◆ Data in this exercise
■ ■ ■ ■ ■

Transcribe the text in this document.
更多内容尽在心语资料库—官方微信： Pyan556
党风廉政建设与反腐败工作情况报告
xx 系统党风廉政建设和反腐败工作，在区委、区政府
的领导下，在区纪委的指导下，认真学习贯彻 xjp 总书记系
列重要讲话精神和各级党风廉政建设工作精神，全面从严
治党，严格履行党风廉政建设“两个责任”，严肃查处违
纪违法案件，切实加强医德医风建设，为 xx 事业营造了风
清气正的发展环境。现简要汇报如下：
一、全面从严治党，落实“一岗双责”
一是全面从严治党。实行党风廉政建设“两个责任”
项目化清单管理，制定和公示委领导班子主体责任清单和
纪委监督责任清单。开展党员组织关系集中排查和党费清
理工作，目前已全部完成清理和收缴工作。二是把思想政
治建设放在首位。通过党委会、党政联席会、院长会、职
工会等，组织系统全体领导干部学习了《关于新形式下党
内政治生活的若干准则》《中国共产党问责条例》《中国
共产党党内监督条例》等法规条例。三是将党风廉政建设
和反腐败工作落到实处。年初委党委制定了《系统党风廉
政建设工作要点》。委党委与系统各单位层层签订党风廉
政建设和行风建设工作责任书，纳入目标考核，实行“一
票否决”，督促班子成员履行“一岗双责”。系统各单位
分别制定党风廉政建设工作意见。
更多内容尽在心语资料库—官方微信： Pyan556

■ ■ ■ ■ ■

◆ Directions for this task
Repeat the material above exactly.

◆ Written reply
Transcribe the text in this document.
更多内容尽在心语资料库—官方微信： Pyan556
党风廉政建设与反腐败工作情况报告
xx 系统党风廉政建设和反腐败工作，在区委、区政府
的领导下，在区纪委的指导下，认真学习贯彻 xjp 总书记系
列重要讲话精神和各级党风廉政建设工作精神，全面从严
治党，严格履行党风廉政建设“两个责任”，严肃查处违
纪违法案件，切实加强医德医风建设，为 xx 事业营造了风
清气正的发展环境。现简要汇报如下：
一、全面从严治党，落实“一岗双责”
一是全面从严治党。实行党风廉政建设“两个责任”
项目化清单管理，制定和公示委领导班子主体责任清单和
纪委监督责任清单。开展党员组织关系集中排查和党费清
理工作，目前已全部完成清理和收缴工作。二是把思想政
治建设放在首位。通过党委会、党政联席会、院长会、职
工会等，组织系统全体领导干部学习了《关于新形式下党
内政治生活的若干准则》《中国共产党问责条例》《中国
共产党党内监督条例》等法规条例。三是将党风廉政建设
和反腐败工作落到实处。年初委党委制定了《系统党风廉
政建设工作要点》。委党委与系统各单位层层签订党风廉
政建设和行风建设工作责任书，纳入目标考核，实行“一
票否决”，督促班子成员履行“一岗双责”。系统各单位
分别制定党风廉政建设工作意见。
更多内容尽在心语资料库—官方微信： Pyan556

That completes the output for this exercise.